> _EXERCISE DETAILS_: Find each line with the word "String" and state how many there are, nothing more.

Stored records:
^^^^^^^^

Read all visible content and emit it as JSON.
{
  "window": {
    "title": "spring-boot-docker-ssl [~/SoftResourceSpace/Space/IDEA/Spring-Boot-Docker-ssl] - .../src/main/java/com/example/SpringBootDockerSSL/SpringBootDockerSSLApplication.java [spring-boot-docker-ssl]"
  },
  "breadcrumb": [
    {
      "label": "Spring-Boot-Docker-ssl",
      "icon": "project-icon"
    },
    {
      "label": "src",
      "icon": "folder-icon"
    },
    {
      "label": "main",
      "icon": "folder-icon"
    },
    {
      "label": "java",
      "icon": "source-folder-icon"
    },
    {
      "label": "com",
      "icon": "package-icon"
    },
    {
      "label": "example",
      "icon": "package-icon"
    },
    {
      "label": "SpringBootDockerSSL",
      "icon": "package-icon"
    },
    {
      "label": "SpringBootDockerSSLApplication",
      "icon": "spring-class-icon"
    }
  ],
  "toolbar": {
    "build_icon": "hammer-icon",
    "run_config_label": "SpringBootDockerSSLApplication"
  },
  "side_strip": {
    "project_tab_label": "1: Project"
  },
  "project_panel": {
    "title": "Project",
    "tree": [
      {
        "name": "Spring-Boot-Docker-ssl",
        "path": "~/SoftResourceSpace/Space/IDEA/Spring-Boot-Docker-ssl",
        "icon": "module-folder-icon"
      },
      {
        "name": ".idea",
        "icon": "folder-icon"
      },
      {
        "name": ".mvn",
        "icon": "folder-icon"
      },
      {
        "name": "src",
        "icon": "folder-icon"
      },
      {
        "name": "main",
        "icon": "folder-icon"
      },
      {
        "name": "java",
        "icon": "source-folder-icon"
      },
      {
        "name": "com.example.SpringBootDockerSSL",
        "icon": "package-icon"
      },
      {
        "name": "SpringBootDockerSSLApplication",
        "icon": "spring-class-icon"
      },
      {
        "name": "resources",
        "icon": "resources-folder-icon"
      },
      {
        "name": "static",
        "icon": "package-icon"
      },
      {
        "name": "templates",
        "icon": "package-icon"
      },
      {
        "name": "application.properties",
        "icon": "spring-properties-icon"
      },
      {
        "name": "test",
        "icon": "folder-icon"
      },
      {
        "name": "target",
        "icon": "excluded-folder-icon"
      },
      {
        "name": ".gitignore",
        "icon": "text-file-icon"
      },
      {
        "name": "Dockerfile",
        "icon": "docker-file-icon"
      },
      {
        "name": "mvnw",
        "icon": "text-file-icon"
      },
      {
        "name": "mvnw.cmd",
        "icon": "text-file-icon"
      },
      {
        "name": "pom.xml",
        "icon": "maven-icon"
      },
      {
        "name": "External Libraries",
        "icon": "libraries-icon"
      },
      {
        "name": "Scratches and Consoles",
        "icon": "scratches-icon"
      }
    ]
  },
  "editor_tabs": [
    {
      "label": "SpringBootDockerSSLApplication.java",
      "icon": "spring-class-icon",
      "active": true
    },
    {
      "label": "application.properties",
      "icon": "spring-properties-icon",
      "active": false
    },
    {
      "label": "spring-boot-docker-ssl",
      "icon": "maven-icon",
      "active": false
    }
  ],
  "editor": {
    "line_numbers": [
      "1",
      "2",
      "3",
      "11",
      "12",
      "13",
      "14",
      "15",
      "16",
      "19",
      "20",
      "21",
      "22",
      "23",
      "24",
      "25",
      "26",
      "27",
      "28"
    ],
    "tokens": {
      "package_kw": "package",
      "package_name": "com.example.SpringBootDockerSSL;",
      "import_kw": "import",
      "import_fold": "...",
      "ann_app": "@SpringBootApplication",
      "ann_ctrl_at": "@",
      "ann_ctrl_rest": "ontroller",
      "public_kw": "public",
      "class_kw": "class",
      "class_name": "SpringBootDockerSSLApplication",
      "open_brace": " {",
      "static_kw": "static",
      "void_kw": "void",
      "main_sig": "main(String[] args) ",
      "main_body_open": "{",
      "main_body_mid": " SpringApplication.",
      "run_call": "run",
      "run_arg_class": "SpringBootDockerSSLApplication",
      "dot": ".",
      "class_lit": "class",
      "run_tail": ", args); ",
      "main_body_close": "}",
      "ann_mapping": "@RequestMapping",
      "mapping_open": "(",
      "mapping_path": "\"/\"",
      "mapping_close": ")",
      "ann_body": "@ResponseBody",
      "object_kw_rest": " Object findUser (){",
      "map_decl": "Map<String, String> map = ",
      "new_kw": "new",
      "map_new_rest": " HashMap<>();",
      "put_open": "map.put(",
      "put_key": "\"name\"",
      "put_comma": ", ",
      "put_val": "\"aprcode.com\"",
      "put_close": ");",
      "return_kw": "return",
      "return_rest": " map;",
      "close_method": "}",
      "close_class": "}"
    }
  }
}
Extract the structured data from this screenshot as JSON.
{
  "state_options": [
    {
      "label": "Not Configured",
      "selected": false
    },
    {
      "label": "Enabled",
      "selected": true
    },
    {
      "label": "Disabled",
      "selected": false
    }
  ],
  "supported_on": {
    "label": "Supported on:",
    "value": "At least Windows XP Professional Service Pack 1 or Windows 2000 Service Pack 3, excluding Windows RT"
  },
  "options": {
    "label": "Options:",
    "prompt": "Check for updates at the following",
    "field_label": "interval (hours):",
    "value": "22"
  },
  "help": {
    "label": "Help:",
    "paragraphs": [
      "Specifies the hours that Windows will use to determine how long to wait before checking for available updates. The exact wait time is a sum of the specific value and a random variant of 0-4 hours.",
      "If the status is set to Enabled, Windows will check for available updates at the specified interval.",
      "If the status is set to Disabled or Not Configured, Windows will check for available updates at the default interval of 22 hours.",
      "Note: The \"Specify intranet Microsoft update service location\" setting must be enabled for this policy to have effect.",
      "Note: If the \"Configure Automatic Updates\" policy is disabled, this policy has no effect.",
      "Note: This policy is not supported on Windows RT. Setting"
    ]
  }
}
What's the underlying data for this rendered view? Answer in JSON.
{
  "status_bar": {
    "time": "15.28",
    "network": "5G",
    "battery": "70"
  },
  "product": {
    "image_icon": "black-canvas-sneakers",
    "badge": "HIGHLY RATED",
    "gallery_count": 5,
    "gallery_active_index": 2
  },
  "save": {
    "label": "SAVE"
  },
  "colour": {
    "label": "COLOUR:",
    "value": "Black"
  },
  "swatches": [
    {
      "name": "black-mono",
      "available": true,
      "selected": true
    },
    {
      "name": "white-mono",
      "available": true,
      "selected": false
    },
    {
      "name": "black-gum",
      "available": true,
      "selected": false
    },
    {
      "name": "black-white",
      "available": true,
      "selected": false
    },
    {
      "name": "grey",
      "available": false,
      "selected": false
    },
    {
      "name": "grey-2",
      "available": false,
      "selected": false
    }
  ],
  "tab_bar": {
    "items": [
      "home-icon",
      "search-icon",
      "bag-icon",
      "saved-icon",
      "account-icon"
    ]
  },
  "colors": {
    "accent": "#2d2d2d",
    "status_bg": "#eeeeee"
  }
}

^^^^^^^^

> _ANSWER BELOW_: 2